Source excerpt
-- begin --
Aap ki Kaneez is a 2015 Pakistani drama serial that originally aired on Geo Entertainment from 15 September 2014 to 23 March 2015, for twenty six episodes. It was directed by Amir Yousaf, written by Faiza Iftikhar and stars Alyy Khan, Shamim Hilaly, Atiqa Odho and Yumna Zaidi in pivotal roles.  At the 15th Lux Style Awards it received a Best TV Director nomination for Amir Yousaf. It later aired on GEO Kahani. It is also available on Amazon Prime Video since late 2019.

Synopsis 
Aap Ki Kaneez revolves around a wealthy businessman, Shah Mir Afandi who has lost his wife, Shireen while giving birth to their daughter Parniyan 12 years ago, however, Shah Mir's love for his wife is still alive in his heart as he never forgets to celebrate their wedding anniversary. Despite Shireen being a divorcee and a mother of a thirteen-year-old boy earlier, Shah Mir was unaffected by her past. Shireen's death leaves an unimaginable void in Shah Mir's life however, his life is turned upside down when a failed kidnapping takes place against him.

A kidnapping encounter against Shah Mir forces him to marry his servant's daughter Kaneez who is half his age and is uneducated. Reluctant to inform his family about his relation with Kaneez things slowly escalate in a series of consequences as Kaneez tries to oblige everyone through her actions.
-- end --
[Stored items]
-- begin --
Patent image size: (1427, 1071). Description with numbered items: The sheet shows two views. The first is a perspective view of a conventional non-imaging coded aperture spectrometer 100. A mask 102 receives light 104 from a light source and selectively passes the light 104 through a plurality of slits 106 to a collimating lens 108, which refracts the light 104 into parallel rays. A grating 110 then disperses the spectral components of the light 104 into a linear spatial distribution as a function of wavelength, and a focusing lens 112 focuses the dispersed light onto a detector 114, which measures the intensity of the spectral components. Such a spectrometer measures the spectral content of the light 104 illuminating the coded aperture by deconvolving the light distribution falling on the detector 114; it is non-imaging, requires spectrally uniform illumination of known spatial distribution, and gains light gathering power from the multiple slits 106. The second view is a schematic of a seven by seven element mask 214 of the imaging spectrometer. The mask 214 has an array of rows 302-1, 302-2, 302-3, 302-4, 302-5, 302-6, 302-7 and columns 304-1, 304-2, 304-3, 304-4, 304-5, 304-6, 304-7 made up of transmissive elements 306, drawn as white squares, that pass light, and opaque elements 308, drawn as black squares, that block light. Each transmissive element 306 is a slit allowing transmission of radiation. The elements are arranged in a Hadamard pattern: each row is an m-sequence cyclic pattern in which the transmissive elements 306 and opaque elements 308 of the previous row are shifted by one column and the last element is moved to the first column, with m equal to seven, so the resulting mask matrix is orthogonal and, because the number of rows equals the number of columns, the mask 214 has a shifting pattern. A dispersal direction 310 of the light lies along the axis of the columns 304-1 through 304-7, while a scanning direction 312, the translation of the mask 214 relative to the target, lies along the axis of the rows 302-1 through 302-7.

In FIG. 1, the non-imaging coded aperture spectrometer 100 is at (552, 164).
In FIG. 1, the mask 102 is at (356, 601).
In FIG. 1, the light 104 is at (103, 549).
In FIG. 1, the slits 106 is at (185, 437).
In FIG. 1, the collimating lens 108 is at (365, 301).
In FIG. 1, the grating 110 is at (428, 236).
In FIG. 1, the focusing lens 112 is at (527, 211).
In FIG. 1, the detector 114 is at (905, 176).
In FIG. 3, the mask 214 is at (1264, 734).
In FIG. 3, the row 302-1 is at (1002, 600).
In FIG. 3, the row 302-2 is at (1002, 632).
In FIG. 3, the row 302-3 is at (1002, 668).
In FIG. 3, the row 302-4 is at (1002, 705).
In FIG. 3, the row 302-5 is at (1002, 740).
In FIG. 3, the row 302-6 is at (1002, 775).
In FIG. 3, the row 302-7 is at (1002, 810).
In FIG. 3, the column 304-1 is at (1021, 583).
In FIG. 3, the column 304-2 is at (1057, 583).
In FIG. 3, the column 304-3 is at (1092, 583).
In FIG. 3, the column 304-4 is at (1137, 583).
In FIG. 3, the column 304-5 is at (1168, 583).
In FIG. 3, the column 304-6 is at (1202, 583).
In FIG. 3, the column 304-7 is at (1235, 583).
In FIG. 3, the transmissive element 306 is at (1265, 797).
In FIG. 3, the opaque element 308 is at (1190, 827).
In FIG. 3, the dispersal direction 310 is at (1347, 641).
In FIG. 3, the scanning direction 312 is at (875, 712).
-- end --
Stated exercise
Name every actor the text about Aap ki Kaneez lists as starring in the serial.

Expected answer
Alyy Khan, Shamim Hilaly, Atiqa Odho, Yumna Zaidi